"""

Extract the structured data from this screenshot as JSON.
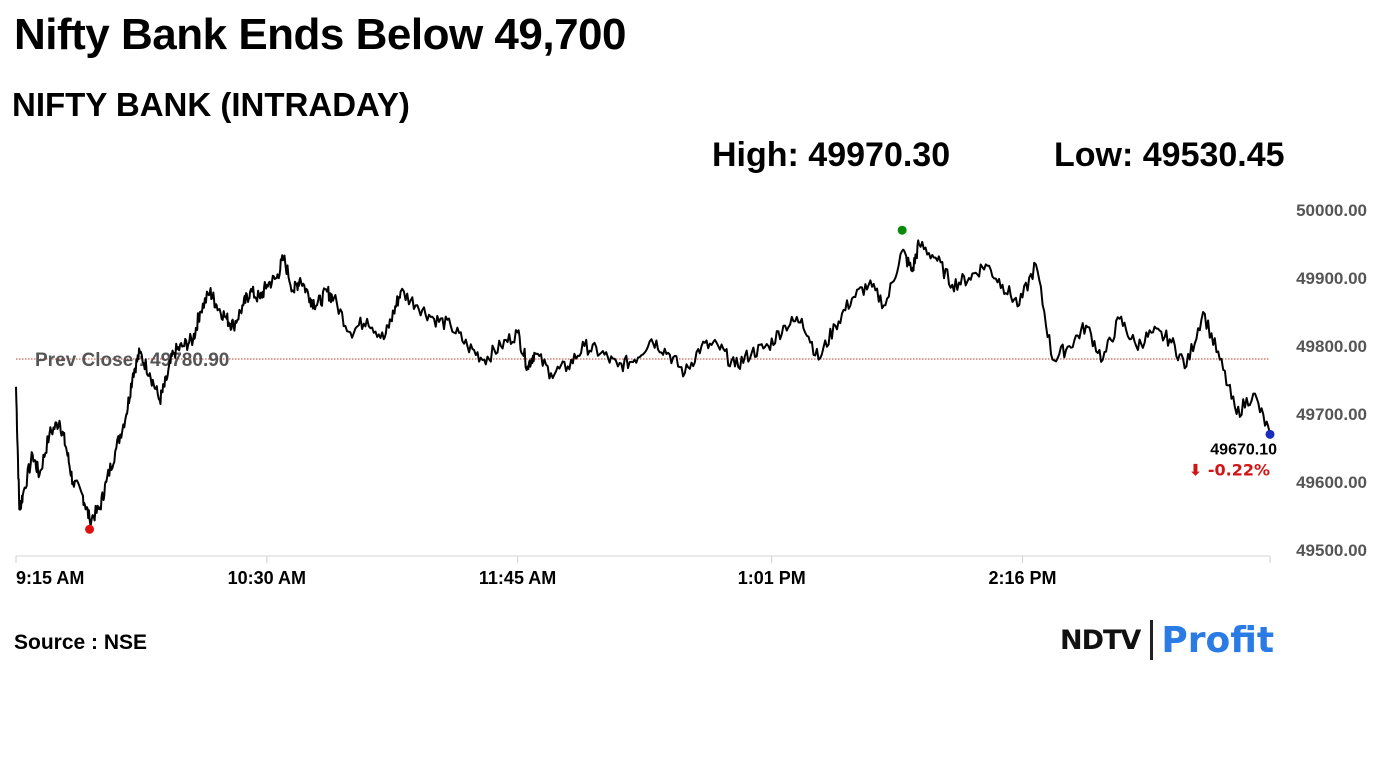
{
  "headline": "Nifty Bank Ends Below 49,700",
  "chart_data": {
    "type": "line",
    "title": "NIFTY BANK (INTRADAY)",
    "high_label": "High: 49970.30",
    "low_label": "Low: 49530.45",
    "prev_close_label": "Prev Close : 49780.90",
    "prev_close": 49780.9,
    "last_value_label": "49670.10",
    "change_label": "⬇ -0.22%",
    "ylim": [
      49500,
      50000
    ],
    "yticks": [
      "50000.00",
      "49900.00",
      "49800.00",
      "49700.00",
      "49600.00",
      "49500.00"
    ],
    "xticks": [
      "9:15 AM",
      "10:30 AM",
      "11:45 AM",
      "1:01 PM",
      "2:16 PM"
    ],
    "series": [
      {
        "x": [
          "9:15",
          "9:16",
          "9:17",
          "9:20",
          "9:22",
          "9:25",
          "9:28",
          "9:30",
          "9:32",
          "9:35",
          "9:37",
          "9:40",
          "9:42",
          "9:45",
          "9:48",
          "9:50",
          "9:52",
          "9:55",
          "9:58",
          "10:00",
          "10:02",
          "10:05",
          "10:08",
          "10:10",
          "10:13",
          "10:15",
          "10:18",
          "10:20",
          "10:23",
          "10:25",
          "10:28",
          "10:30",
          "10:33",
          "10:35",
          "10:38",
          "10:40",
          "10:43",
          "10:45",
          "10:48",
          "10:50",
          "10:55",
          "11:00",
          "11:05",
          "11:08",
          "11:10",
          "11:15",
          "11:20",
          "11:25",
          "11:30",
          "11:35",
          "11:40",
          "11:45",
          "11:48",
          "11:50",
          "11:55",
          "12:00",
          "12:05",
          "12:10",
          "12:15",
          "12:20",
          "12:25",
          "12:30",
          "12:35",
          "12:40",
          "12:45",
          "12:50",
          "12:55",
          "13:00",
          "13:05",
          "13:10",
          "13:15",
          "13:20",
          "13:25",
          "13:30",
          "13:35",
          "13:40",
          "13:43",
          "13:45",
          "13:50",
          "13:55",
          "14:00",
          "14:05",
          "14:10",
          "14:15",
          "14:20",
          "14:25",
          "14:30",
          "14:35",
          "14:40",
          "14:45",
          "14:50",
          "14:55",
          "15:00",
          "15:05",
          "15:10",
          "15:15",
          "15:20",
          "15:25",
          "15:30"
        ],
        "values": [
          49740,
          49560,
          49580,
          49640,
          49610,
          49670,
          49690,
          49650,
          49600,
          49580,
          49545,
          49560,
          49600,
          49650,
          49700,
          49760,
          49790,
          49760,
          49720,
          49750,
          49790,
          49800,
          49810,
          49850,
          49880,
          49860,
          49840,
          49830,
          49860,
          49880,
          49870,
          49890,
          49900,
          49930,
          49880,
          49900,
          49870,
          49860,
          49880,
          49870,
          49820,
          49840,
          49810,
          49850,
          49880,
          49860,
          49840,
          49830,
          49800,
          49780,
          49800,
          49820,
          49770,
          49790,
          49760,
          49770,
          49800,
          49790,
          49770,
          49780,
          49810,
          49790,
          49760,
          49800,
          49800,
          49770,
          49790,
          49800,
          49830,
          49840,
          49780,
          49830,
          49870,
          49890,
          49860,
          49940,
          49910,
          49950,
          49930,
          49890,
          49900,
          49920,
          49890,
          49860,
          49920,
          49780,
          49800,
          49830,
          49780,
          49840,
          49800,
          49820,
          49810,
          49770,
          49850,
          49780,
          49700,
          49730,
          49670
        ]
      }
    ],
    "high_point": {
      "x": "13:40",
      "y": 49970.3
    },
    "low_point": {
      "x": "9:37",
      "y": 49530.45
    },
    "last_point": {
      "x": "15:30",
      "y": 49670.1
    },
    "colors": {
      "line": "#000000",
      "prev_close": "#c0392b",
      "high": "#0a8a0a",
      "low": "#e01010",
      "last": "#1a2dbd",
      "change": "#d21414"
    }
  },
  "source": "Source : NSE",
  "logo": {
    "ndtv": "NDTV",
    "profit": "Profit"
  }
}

"""
"""

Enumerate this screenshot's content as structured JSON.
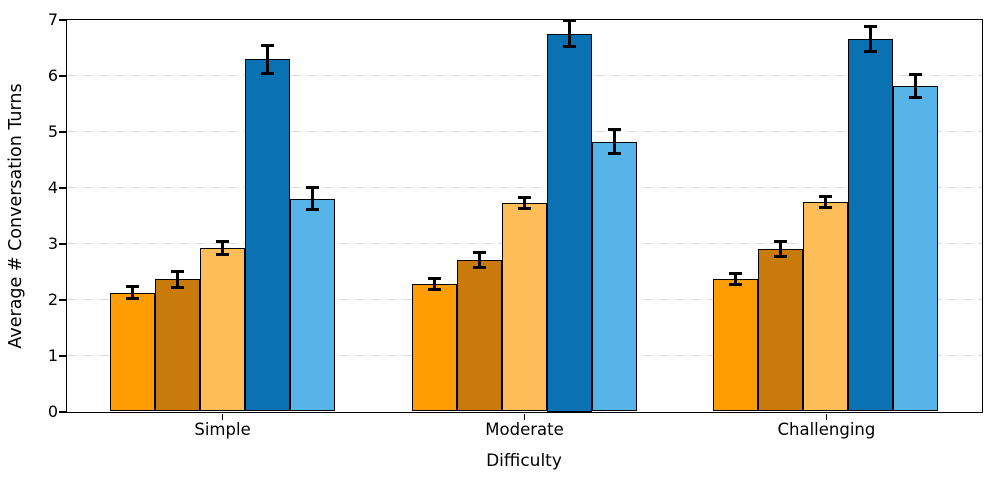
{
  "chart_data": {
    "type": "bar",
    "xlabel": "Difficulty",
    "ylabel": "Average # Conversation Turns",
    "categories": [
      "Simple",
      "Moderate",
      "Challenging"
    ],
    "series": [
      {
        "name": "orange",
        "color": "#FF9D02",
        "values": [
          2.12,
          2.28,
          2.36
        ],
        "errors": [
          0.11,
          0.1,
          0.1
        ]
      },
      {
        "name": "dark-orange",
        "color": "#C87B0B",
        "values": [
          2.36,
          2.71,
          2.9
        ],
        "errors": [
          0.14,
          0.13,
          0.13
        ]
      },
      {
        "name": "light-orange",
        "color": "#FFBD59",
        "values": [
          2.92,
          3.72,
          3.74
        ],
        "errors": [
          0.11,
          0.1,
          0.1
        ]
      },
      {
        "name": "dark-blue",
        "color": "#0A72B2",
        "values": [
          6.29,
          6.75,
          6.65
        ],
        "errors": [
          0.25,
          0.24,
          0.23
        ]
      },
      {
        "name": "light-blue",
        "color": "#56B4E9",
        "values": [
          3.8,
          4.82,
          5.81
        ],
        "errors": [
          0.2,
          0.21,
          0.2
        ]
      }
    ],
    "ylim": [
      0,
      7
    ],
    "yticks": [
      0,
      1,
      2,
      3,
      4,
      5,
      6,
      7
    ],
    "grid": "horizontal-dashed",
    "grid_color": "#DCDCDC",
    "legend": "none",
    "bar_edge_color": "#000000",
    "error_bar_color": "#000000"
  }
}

"""

** What the task requires **
Return, from the data, each line that has the word "screenshot" in it.

** Output for this exercise **
Extract the structured data from this screenshot as JSON.
Enumerate this screenshot's content as structured JSON.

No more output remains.